Vorliegender Auszug:
------------------------------------------------

§ 121 StGB, Gefangenenmeuterei

§ 121 StGB
Strafgesetzbuch (StGB)
Bundesrecht

Besonderer Teil → Sechster Abschnitt – Widerstand gegen die Staatsgewalt

Titel: Strafgesetzbuch (StGB)
Normgeber: Bund
Amtliche Abkürzung: StGB
Gliederungs-Nr.: 450-2
Normtyp: Gesetz

(1) Gefangene, die sich zusammenrotten und mit vereinten Kräften

  1. 1.
    einen Anstaltsbeamten, einen anderen Amtsträger oder einen mit ihrer Beaufsichtigung, Betreuung oder Untersuchung Beauftragten nötigen (§ 240) oder tätlich angreifen,
  2. 2.
    gewaltsam ausbrechen oder
  3. 3.
    gewaltsam einem von ihnen oder einem anderen Gefangenen zum Ausbruch verhelfen,

werden mit Freiheitsstrafe von drei Monaten bis zu fünf Jahren bestraft.

(2) Der Versuch ist strafbar.

(3) 1In besonders schweren Fällen wird die Meuterei mit Freiheitsstrafe von sechs Monaten bis zu zehn Jahren bestraft. 2Ein besonders schwerer Fall liegt in der Regel vor, wenn der Täter oder ein anderer Beteiligter

  1. 1.
    eine Schusswaffe bei sich führt,
  2. 2.
    eine andere Waffe oder ein anderes gefährliches Werkzeug bei sich führt, um diese oder dieses bei der Tat zu verwenden, oder
  3. 3.
    durch eine Gewalttätigkeit einen anderen in die Gefahr des Todes oder einer schweren Gesundheitsschädigung bringt.

(4) Gefangener im Sinne der Absätze 1 bis 3 ist auch, wer in der Sicherungsverwahrung untergebracht ist.

Zu § 121: Geändert durch G vom 1. 11. 2011 (BGBl I S. 2130).

------------------------------------------------

Verfügbare Daten:
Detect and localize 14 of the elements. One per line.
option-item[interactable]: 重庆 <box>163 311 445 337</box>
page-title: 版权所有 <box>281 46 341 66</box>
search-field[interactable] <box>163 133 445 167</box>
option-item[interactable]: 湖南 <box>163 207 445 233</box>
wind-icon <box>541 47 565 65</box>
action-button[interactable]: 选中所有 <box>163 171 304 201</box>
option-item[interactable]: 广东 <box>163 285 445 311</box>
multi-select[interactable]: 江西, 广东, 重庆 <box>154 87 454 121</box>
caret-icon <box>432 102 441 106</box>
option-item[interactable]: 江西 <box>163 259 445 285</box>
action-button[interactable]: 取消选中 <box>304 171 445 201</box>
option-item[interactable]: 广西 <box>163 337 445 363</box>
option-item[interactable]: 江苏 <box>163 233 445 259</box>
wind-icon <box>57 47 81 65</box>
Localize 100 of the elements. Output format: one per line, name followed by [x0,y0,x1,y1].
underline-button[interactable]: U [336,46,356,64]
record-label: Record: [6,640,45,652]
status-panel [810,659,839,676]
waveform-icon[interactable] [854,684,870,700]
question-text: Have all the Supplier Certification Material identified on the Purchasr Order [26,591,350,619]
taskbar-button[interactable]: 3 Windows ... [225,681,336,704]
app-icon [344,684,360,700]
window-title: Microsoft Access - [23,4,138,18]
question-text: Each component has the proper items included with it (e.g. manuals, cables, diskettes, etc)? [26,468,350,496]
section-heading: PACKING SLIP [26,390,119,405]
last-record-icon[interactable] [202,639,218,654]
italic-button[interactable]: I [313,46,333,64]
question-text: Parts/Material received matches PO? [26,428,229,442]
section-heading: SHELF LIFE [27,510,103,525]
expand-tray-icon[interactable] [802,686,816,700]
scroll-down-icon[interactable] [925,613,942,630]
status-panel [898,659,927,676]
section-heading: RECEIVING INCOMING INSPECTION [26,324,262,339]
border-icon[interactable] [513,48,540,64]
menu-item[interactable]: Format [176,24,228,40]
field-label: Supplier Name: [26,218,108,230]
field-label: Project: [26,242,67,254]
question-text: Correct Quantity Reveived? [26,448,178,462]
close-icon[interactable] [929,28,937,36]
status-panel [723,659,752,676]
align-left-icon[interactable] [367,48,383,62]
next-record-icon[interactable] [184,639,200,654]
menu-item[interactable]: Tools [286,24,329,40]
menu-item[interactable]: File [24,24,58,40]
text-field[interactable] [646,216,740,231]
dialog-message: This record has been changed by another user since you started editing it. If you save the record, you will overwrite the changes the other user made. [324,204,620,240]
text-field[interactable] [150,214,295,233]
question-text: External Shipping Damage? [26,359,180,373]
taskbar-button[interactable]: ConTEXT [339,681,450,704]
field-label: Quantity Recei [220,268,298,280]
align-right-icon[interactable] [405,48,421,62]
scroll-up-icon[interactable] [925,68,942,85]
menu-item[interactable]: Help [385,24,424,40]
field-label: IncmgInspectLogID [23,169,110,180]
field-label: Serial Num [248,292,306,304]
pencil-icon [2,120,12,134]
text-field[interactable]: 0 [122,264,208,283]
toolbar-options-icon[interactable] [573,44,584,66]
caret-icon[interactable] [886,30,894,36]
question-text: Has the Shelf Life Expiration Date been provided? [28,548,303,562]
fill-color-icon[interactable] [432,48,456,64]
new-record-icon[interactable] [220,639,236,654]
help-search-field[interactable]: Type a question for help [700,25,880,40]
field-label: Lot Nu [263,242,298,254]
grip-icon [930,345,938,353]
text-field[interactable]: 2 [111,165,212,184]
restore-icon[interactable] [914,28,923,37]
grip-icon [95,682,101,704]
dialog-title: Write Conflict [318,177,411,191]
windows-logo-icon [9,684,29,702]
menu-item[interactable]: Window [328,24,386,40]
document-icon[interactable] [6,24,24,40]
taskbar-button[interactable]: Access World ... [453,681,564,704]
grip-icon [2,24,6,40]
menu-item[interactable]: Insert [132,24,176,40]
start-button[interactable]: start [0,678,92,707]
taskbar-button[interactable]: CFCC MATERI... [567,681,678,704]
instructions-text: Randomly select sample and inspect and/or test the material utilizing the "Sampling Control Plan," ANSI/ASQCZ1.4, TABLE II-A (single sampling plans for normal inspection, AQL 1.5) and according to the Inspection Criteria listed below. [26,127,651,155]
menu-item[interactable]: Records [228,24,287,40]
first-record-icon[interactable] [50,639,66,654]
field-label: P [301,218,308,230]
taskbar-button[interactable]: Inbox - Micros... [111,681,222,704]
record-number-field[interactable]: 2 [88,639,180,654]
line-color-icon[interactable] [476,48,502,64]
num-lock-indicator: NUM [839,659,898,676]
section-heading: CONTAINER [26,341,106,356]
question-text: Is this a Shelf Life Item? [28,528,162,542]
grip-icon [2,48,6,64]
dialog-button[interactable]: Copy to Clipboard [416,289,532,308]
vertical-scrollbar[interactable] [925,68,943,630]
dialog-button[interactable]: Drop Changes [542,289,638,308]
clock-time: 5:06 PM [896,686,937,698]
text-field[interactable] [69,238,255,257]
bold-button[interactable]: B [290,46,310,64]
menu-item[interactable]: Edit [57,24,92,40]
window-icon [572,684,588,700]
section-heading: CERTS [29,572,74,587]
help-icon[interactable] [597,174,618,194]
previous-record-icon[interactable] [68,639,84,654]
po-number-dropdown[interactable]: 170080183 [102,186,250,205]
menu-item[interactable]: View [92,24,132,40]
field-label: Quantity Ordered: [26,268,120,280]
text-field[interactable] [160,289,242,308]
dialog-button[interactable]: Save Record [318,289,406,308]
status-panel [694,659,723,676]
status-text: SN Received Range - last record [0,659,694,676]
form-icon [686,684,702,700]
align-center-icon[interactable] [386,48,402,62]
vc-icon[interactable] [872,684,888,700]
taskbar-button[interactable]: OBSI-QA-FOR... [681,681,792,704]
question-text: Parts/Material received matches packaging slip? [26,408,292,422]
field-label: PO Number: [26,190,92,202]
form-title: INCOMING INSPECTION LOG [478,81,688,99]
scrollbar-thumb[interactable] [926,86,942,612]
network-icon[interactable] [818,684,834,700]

------------------------------------------------

Arbeitsauftrag: Geben Sie aus dem Auszug zur Gefangenenmeuterei den Wortlaut zwischen „(3) 1In besonders“ und „schweren Gesundheitsschädigung bringt.“, beide eingeschlossen, unverändert aus. Die Einträge sind eigenständiges Material und gehören nicht zum Auszug.

Antwortfeld:
(3) 1In besonders schweren Fällen wird die Meuterei mit Freiheitsstrafe von sechs Monaten bis zu zehn Jahren bestraft. 2Ein besonders schwerer Fall liegt in der Regel vor, wenn der Täter oder ein anderer Beteiligter

  1. 1.
    eine Schusswaffe bei sich führt,
  2. 2.
    eine andere Waffe oder ein anderes gefährliches Werkzeug bei sich führt, um diese oder dieses bei der Tat zu verwenden, oder
  3. 3.
    durch eine Gewalttätigkeit einen anderen in die Gefahr des Todes oder einer schweren Gesundheitsschädigung bringt.